Written task
All lines in which the word "know" occurs are to be extracted.

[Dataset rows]
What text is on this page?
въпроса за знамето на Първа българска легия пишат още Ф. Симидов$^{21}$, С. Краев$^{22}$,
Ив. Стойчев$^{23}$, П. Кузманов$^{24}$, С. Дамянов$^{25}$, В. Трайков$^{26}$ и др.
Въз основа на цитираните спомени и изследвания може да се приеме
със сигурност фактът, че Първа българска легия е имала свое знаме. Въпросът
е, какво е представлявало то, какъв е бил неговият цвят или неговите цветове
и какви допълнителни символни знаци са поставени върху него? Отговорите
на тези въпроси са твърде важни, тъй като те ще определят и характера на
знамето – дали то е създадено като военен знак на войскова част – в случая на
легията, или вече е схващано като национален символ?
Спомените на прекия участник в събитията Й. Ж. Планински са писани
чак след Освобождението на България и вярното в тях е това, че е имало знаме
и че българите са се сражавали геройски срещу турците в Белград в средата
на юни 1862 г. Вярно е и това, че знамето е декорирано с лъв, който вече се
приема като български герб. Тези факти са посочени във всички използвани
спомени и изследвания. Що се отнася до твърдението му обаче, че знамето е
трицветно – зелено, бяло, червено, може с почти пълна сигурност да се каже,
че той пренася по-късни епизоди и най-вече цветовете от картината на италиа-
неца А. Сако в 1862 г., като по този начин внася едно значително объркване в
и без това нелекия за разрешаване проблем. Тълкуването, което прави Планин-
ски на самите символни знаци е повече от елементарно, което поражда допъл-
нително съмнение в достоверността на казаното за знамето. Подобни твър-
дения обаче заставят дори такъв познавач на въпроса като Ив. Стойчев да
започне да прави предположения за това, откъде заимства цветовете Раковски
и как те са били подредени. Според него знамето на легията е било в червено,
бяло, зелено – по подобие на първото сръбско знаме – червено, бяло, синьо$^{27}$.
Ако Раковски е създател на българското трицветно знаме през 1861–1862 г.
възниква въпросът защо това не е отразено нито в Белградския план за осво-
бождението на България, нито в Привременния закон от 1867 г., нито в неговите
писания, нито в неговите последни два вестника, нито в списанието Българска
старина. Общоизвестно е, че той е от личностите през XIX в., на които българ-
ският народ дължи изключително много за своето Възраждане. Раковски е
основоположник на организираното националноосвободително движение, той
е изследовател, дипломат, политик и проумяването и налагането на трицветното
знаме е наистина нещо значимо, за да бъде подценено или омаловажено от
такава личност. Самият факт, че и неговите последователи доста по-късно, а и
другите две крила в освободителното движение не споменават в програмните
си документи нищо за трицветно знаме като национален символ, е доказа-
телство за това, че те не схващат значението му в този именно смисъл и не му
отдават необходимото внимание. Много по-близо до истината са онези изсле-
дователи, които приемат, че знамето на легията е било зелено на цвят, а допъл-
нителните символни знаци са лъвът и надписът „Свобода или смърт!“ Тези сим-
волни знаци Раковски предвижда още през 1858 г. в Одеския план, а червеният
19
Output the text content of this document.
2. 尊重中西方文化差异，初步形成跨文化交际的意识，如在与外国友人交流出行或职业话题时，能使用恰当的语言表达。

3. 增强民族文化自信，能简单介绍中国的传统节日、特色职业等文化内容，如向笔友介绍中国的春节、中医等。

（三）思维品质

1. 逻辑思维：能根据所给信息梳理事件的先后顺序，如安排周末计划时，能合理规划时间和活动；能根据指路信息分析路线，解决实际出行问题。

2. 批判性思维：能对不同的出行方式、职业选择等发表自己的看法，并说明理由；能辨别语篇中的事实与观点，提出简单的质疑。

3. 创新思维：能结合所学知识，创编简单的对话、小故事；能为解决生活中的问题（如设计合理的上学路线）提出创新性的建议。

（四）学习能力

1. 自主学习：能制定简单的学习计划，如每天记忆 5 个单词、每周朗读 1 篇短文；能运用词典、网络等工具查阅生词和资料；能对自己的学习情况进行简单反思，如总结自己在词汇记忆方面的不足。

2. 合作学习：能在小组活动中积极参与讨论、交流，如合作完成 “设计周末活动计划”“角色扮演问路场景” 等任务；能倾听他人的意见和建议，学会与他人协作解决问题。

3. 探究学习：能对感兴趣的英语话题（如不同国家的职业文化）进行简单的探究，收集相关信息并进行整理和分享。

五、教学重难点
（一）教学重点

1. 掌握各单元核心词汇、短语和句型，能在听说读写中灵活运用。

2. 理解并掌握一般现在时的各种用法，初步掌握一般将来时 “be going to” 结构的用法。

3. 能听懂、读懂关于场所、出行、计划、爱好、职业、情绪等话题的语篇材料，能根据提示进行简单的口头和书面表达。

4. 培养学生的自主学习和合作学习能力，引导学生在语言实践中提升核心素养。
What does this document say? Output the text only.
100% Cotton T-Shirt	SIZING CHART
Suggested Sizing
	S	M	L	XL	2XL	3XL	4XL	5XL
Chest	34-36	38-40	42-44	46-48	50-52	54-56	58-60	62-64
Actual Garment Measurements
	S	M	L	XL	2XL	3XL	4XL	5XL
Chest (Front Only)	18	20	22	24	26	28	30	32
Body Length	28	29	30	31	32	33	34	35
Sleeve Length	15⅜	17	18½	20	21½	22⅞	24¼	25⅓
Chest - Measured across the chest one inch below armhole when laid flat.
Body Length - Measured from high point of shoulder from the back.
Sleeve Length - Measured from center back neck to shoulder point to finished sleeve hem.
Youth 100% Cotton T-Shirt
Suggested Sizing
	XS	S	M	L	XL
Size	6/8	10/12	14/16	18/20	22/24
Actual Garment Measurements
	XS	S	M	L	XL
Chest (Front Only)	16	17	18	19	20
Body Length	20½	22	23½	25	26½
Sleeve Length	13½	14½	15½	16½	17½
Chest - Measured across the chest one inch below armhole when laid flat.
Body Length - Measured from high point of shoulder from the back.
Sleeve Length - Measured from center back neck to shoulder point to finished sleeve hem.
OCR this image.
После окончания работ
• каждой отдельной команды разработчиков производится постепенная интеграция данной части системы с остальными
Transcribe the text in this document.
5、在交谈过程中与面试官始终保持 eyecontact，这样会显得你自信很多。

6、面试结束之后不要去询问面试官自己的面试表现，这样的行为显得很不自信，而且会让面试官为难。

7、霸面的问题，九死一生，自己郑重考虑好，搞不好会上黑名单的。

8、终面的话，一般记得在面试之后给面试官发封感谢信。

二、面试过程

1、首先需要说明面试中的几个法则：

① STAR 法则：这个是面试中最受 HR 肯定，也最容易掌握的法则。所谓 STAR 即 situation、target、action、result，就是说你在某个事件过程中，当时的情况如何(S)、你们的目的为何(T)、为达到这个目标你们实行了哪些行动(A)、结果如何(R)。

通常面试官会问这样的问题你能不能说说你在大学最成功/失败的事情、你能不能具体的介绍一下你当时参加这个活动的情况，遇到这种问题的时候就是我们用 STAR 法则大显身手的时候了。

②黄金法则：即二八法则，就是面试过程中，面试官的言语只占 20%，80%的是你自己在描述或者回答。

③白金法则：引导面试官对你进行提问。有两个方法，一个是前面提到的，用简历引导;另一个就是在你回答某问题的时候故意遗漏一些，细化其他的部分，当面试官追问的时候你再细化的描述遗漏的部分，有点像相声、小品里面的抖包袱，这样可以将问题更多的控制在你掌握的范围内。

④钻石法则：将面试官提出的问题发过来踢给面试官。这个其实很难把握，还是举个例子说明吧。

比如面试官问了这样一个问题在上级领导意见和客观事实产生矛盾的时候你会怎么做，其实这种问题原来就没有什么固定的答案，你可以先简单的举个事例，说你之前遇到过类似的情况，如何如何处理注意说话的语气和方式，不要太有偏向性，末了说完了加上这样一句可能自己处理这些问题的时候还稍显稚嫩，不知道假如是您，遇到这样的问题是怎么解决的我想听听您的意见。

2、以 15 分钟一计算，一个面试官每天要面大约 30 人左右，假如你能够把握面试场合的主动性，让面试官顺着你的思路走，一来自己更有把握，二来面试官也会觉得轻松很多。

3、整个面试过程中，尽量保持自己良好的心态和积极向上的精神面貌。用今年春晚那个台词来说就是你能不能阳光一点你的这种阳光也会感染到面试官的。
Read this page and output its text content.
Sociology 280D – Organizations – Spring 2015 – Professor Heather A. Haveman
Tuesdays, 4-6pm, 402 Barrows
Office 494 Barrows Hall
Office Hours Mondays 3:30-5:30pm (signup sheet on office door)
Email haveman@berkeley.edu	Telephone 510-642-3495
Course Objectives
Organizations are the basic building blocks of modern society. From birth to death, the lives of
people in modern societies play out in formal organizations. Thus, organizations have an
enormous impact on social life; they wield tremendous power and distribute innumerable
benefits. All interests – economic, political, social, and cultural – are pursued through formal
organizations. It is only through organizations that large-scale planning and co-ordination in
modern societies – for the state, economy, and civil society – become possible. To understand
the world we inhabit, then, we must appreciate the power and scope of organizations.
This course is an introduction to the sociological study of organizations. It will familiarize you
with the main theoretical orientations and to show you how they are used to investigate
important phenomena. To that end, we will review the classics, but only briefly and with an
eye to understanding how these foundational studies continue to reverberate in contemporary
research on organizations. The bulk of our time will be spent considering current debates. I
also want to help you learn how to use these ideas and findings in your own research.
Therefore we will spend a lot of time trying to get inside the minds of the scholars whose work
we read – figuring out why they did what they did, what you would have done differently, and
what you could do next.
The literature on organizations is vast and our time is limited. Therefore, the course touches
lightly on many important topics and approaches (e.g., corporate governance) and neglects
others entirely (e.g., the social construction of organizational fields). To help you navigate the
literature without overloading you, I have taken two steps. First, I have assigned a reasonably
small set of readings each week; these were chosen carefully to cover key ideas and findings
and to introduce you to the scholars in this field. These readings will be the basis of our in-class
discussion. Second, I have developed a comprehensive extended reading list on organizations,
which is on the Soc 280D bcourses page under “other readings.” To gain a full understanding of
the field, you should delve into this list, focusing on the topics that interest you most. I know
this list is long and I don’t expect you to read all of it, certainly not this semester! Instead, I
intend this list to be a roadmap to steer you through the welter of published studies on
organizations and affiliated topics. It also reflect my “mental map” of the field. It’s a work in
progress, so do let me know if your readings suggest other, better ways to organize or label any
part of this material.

Full output
the field, you should delve into this list, focusing on the topics that interest you most. I know
progress, so do let me know if your readings suggest other, better ways to organize or label any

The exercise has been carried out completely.